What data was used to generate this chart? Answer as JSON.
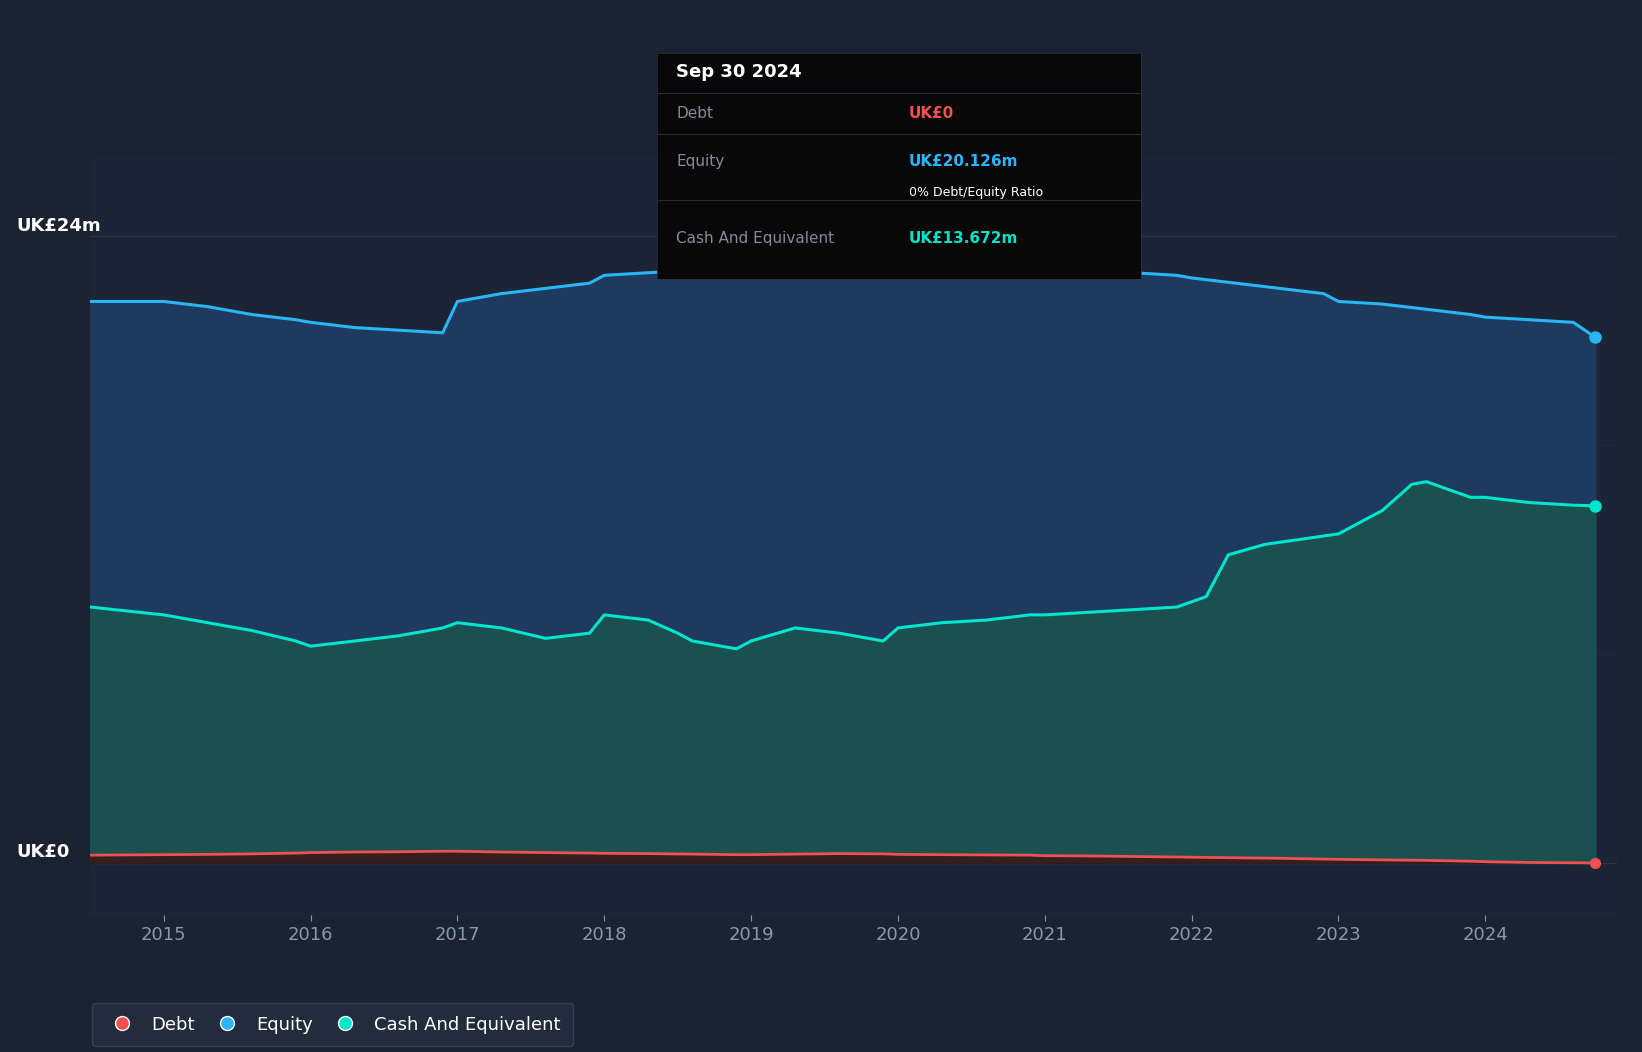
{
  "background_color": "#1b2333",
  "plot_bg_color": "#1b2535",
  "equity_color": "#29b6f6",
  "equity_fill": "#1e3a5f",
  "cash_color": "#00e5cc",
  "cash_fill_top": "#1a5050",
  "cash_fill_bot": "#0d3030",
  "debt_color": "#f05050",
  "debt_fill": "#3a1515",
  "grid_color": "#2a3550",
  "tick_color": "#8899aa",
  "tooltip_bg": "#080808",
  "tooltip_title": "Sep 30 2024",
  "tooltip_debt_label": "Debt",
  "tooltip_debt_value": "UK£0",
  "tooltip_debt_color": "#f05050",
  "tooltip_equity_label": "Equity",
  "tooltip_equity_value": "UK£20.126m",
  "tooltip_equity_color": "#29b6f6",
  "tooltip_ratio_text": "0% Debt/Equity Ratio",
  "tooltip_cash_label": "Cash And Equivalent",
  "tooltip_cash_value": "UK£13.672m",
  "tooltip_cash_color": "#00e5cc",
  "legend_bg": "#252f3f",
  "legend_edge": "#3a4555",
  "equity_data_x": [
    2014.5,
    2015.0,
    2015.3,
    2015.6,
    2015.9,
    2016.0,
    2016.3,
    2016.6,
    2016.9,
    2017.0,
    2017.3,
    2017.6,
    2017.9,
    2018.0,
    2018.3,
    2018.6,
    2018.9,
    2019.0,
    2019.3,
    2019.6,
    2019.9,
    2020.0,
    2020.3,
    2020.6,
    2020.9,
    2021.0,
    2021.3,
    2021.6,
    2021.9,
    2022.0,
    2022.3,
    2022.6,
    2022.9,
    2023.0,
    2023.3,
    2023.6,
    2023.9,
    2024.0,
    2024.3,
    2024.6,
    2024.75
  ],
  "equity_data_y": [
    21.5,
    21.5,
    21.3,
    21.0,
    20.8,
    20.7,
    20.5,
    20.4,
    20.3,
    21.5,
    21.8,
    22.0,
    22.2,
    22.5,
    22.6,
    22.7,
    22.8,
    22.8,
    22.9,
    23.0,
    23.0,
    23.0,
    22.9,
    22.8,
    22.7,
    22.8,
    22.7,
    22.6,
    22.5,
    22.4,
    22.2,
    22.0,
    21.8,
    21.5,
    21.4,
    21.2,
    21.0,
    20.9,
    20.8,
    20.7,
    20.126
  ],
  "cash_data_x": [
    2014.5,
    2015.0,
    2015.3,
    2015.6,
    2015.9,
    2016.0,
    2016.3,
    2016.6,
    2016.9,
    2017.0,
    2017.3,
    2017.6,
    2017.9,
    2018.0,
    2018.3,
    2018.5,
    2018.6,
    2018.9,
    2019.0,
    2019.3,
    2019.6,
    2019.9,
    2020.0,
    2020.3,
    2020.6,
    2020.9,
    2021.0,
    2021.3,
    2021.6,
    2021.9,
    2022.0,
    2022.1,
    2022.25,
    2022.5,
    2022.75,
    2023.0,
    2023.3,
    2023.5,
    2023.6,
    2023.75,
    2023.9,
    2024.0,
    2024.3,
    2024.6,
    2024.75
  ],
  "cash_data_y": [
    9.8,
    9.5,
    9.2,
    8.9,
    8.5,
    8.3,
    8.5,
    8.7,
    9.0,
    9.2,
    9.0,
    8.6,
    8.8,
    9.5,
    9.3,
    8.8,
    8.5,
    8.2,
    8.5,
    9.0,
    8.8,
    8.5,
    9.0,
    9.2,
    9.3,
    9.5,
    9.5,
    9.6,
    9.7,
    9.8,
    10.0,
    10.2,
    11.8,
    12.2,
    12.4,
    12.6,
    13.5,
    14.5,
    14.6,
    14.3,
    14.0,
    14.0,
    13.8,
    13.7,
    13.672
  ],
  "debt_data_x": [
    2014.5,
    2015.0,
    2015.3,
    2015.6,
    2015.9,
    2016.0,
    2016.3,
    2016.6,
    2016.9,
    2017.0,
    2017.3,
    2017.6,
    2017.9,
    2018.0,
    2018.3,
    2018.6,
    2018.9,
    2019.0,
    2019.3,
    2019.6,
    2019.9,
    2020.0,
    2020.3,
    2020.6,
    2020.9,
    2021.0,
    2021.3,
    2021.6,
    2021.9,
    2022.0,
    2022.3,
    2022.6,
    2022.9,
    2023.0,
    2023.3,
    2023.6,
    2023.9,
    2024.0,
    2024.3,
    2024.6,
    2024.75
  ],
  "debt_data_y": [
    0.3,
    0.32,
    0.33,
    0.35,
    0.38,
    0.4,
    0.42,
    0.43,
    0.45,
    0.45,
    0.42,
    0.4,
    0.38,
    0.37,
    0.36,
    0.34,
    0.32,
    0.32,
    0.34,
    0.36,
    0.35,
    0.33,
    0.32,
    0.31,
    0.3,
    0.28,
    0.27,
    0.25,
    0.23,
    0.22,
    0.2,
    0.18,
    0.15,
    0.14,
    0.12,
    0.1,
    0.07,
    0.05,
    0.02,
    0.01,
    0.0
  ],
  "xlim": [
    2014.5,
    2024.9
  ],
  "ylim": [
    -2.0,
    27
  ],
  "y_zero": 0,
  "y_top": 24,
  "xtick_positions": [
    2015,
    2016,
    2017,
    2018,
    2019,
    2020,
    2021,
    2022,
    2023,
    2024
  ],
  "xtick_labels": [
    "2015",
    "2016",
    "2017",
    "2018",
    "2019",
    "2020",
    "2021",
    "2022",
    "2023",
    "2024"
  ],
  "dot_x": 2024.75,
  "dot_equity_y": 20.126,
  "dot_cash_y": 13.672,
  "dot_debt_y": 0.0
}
_ _ _ _ _ _ _
§ **Stated exercise**:
Set the entries down again exactly. Do not include the images.

§ **Task solution**:
What data was used to generate this chart? Answer as JSON.
{
  "background_color": "#1b2333",
  "plot_bg_color": "#1b2535",
  "equity_color": "#29b6f6",
  "equity_fill": "#1e3a5f",
  "cash_color": "#00e5cc",
  "cash_fill_top": "#1a5050",
  "cash_fill_bot": "#0d3030",
  "debt_color": "#f05050",
  "debt_fill": "#3a1515",
  "grid_color": "#2a3550",
  "tick_color": "#8899aa",
  "tooltip_bg": "#080808",
  "tooltip_title": "Sep 30 2024",
  "tooltip_debt_label": "Debt",
  "tooltip_debt_value": "UK£0",
  "tooltip_debt_color": "#f05050",
  "tooltip_equity_label": "Equity",
  "tooltip_equity_value": "UK£20.126m",
  "tooltip_equity_color": "#29b6f6",
  "tooltip_ratio_text": "0% Debt/Equity Ratio",
  "tooltip_cash_label": "Cash And Equivalent",
  "tooltip_cash_value": "UK£13.672m",
  "tooltip_cash_color": "#00e5cc",
  "legend_bg": "#252f3f",
  "legend_edge": "#3a4555",
  "equity_data_x": [
    2014.5,
    2015.0,
    2015.3,
    2015.6,
    2015.9,
    2016.0,
    2016.3,
    2016.6,
    2016.9,
    2017.0,
    2017.3,
    2017.6,
    2017.9,
    2018.0,
    2018.3,
    2018.6,
    2018.9,
    2019.0,
    2019.3,
    2019.6,
    2019.9,
    2020.0,
    2020.3,
    2020.6,
    2020.9,
    2021.0,
    2021.3,
    2021.6,
    2021.9,
    2022.0,
    2022.3,
    2022.6,
    2022.9,
    2023.0,
    2023.3,
    2023.6,
    2023.9,
    2024.0,
    2024.3,
    2024.6,
    2024.75
  ],
  "equity_data_y": [
    21.5,
    21.5,
    21.3,
    21.0,
    20.8,
    20.7,
    20.5,
    20.4,
    20.3,
    21.5,
    21.8,
    22.0,
    22.2,
    22.5,
    22.6,
    22.7,
    22.8,
    22.8,
    22.9,
    23.0,
    23.0,
    23.0,
    22.9,
    22.8,
    22.7,
    22.8,
    22.7,
    22.6,
    22.5,
    22.4,
    22.2,
    22.0,
    21.8,
    21.5,
    21.4,
    21.2,
    21.0,
    20.9,
    20.8,
    20.7,
    20.126
  ],
  "cash_data_x": [
    2014.5,
    2015.0,
    2015.3,
    2015.6,
    2015.9,
    2016.0,
    2016.3,
    2016.6,
    2016.9,
    2017.0,
    2017.3,
    2017.6,
    2017.9,
    2018.0,
    2018.3,
    2018.5,
    2018.6,
    2018.9,
    2019.0,
    2019.3,
    2019.6,
    2019.9,
    2020.0,
    2020.3,
    2020.6,
    2020.9,
    2021.0,
    2021.3,
    2021.6,
    2021.9,
    2022.0,
    2022.1,
    2022.25,
    2022.5,
    2022.75,
    2023.0,
    2023.3,
    2023.5,
    2023.6,
    2023.75,
    2023.9,
    2024.0,
    2024.3,
    2024.6,
    2024.75
  ],
  "cash_data_y": [
    9.8,
    9.5,
    9.2,
    8.9,
    8.5,
    8.3,
    8.5,
    8.7,
    9.0,
    9.2,
    9.0,
    8.6,
    8.8,
    9.5,
    9.3,
    8.8,
    8.5,
    8.2,
    8.5,
    9.0,
    8.8,
    8.5,
    9.0,
    9.2,
    9.3,
    9.5,
    9.5,
    9.6,
    9.7,
    9.8,
    10.0,
    10.2,
    11.8,
    12.2,
    12.4,
    12.6,
    13.5,
    14.5,
    14.6,
    14.3,
    14.0,
    14.0,
    13.8,
    13.7,
    13.672
  ],
  "debt_data_x": [
    2014.5,
    2015.0,
    2015.3,
    2015.6,
    2015.9,
    2016.0,
    2016.3,
    2016.6,
    2016.9,
    2017.0,
    2017.3,
    2017.6,
    2017.9,
    2018.0,
    2018.3,
    2018.6,
    2018.9,
    2019.0,
    2019.3,
    2019.6,
    2019.9,
    2020.0,
    2020.3,
    2020.6,
    2020.9,
    2021.0,
    2021.3,
    2021.6,
    2021.9,
    2022.0,
    2022.3,
    2022.6,
    2022.9,
    2023.0,
    2023.3,
    2023.6,
    2023.9,
    2024.0,
    2024.3,
    2024.6,
    2024.75
  ],
  "debt_data_y": [
    0.3,
    0.32,
    0.33,
    0.35,
    0.38,
    0.4,
    0.42,
    0.43,
    0.45,
    0.45,
    0.42,
    0.4,
    0.38,
    0.37,
    0.36,
    0.34,
    0.32,
    0.32,
    0.34,
    0.36,
    0.35,
    0.33,
    0.32,
    0.31,
    0.3,
    0.28,
    0.27,
    0.25,
    0.23,
    0.22,
    0.2,
    0.18,
    0.15,
    0.14,
    0.12,
    0.1,
    0.07,
    0.05,
    0.02,
    0.01,
    0.0
  ],
  "xlim": [
    2014.5,
    2024.9
  ],
  "ylim": [
    -2.0,
    27
  ],
  "y_zero": 0,
  "y_top": 24,
  "xtick_positions": [
    2015,
    2016,
    2017,
    2018,
    2019,
    2020,
    2021,
    2022,
    2023,
    2024
  ],
  "xtick_labels": [
    "2015",
    "2016",
    "2017",
    "2018",
    "2019",
    "2020",
    "2021",
    "2022",
    "2023",
    "2024"
  ],
  "dot_x": 2024.75,
  "dot_equity_y": 20.126,
  "dot_cash_y": 13.672,
  "dot_debt_y": 0.0
}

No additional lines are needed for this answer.